▶ _SHORT EXERCISE_
Render every line of the entries below as a Markdown table with the columns "No." and "Line", numbering the rows and skipping blank lines. Omit the pictures.

━━━ RAW DATA ━━━

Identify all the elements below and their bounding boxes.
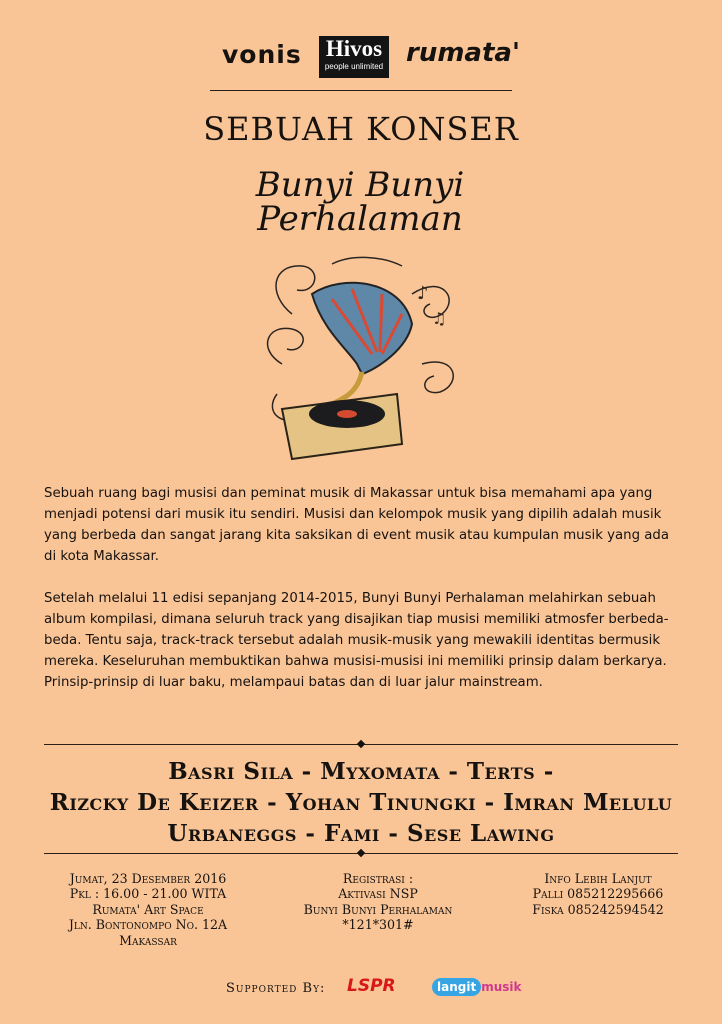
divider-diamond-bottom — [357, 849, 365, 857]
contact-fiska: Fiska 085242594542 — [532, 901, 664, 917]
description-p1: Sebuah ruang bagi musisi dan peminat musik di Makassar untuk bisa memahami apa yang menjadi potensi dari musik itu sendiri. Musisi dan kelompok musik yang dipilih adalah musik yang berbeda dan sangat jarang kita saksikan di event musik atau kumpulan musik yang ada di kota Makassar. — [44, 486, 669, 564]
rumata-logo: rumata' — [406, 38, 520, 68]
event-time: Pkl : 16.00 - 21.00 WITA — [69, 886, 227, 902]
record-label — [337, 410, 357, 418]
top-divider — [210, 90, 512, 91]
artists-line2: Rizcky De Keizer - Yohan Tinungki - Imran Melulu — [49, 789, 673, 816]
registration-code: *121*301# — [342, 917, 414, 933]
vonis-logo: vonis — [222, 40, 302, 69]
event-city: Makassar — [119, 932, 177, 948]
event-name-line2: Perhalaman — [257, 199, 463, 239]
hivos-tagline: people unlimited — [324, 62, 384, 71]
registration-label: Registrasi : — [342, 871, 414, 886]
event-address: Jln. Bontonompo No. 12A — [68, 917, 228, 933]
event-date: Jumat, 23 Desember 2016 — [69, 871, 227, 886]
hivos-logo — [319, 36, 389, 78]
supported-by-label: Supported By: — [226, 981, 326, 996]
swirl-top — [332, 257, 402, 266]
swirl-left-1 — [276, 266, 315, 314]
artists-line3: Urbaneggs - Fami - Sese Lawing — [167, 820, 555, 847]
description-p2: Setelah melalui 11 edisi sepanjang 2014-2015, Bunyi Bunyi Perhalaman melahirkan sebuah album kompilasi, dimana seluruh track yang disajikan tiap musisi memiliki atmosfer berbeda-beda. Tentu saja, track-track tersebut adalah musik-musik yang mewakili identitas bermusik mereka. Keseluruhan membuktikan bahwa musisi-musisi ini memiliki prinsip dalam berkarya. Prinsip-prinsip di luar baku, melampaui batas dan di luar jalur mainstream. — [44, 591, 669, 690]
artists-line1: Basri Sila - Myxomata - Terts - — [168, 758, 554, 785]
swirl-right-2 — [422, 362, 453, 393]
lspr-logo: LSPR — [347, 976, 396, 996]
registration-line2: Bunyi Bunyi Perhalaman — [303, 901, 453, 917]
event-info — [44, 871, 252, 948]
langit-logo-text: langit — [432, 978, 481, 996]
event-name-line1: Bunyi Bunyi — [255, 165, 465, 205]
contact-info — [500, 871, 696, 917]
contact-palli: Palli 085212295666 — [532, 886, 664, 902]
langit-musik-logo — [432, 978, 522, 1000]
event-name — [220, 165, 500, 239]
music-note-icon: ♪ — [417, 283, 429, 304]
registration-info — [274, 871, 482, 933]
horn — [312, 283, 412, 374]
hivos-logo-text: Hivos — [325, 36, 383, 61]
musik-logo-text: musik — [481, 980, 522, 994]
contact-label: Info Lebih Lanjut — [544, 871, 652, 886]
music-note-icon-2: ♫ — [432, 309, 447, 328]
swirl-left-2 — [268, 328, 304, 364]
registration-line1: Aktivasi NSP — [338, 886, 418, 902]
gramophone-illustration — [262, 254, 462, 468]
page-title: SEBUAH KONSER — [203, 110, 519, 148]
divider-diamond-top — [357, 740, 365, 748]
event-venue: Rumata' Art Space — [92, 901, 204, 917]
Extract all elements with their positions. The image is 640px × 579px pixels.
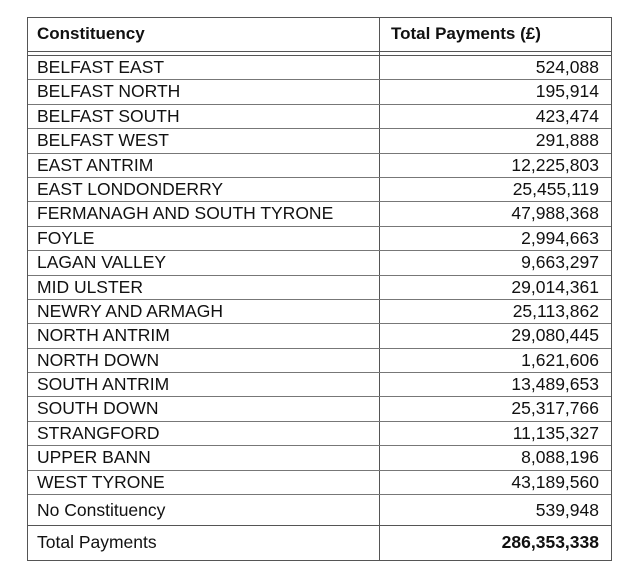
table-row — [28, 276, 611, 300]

━━━

▶ _SOLUTION TO THIS EXERCISE_
| No. | Line |
|---|---|
| 1 | Identify all the elements below and their bounding boxes. |
| 2 | divider-diamond-bottom — [357, 849, 365, 857] |
| 3 | contact-fiska: Fiska 085242594542 — [532, 901, 664, 917] |
| 4 | description-p1: Sebuah ruang bagi musisi dan peminat musik di Makassar untuk bisa memahami apa yang menjadi potensi dari musik itu sendiri. Musisi dan kelompok musik yang dipilih adalah musik yang berbeda dan sangat jarang kita saksikan di event musik atau kumpulan musik yang ada di kota Makassar. — [44, 486, 669, 564] |
| 5 | rumata-logo: rumata' — [406, 38, 520, 68] |
| 6 | event-time: Pkl : 16.00 - 21.00 WITA — [69, 886, 227, 902] |
| 7 | record-label — [337, 410, 357, 418] |
| 8 | top-divider — [210, 90, 512, 91] |
| 9 | artists-line2: Rizcky De Keizer - Yohan Tinungki - Imran Melulu — [49, 789, 673, 816] |
| 10 | registration-code: *121*301# — [342, 917, 414, 933] |
| 11 | vonis-logo: vonis — [222, 40, 302, 69] |
| 12 | event-city: Makassar — [119, 932, 177, 948] |
| 13 | event-name-line2: Perhalaman — [257, 199, 463, 239] |
| 14 | hivos-tagline: people unlimited — [324, 62, 384, 71] |
| 15 | registration-label: Registrasi : — [342, 871, 414, 886] |
| 16 | event-address: Jln. Bontonompo No. 12A — [68, 917, 228, 933] |
| 17 | event-date: Jumat, 23 Desember 2016 — [69, 871, 227, 886] |
| 18 | hivos-logo — [319, 36, 389, 78] |
| 19 | supported-by-label: Supported By: — [226, 981, 326, 996] |
| 20 | swirl-top — [332, 257, 402, 266] |
| 21 | swirl-left-1 — [276, 266, 315, 314] |
| 22 | artists-line3: Urbaneggs - Fami - Sese Lawing — [167, 820, 555, 847] |
| 23 | description-p2: Setelah melalui 11 edisi sepanjang 2014-2015, Bunyi Bunyi Perhalaman melahirkan sebuah album kompilasi, dimana seluruh track yang disajikan tiap musisi memiliki atmosfer berbeda-beda. Tentu saja, track-track tersebut adalah musik-musik yang mewakili identitas bermusik mereka. Keseluruhan membuktikan bahwa musisi-musisi ini memiliki prinsip dalam berkarya. Prinsip-prinsip di luar baku, melampaui batas dan di luar jalur mainstream. — [44, 591, 669, 690] |
| 24 | artists-line1: Basri Sila - Myxomata - Terts - — [168, 758, 554, 785] |
| 25 | swirl-right-2 — [422, 362, 453, 393] |
| 26 | lspr-logo: LSPR — [347, 976, 396, 996] |
| 27 | registration-line2: Bunyi Bunyi Perhalaman — [303, 901, 453, 917] |
| 28 | event-info — [44, 871, 252, 948] |
| 29 | langit-logo-text: langit — [432, 978, 481, 996] |
| 30 | event-name-line1: Bunyi Bunyi — [255, 165, 465, 205] |
| 31 | contact-info — [500, 871, 696, 917] |
| 32 | contact-palli: Palli 085212295666 — [532, 886, 664, 902] |
| 33 | langit-musik-logo — [432, 978, 522, 1000] |
| 34 | event-name — [220, 165, 500, 239] |
| 35 | music-note-icon: ♪ — [417, 283, 429, 304] |
| 36 | registration-info — [274, 871, 482, 933] |
| 37 | horn — [312, 283, 412, 374] |
| 38 | hivos-logo-text: Hivos — [325, 36, 383, 61] |
| 39 | musik-logo-text: musik — [481, 980, 522, 994] |
| 40 | contact-label: Info Lebih Lanjut — [544, 871, 652, 886] |
| 41 | music-note-icon-2: ♫ — [432, 309, 447, 328] |
| 42 | swirl-left-2 — [268, 328, 304, 364] |
| 43 | registration-line1: Aktivasi NSP — [338, 886, 418, 902] |
| 44 | gramophone-illustration — [262, 254, 462, 468] |
| 45 | page-title: SEBUAH KONSER — [203, 110, 519, 148] |
| 46 | divider-diamond-top — [357, 740, 365, 748] |
| 47 | event-venue: Rumata' Art Space — [92, 901, 204, 917] |
| 48 | Extract all elements with their positions. The image is 640px × 579px pixels. |
| 49 | table-row — [28, 276, 611, 300] |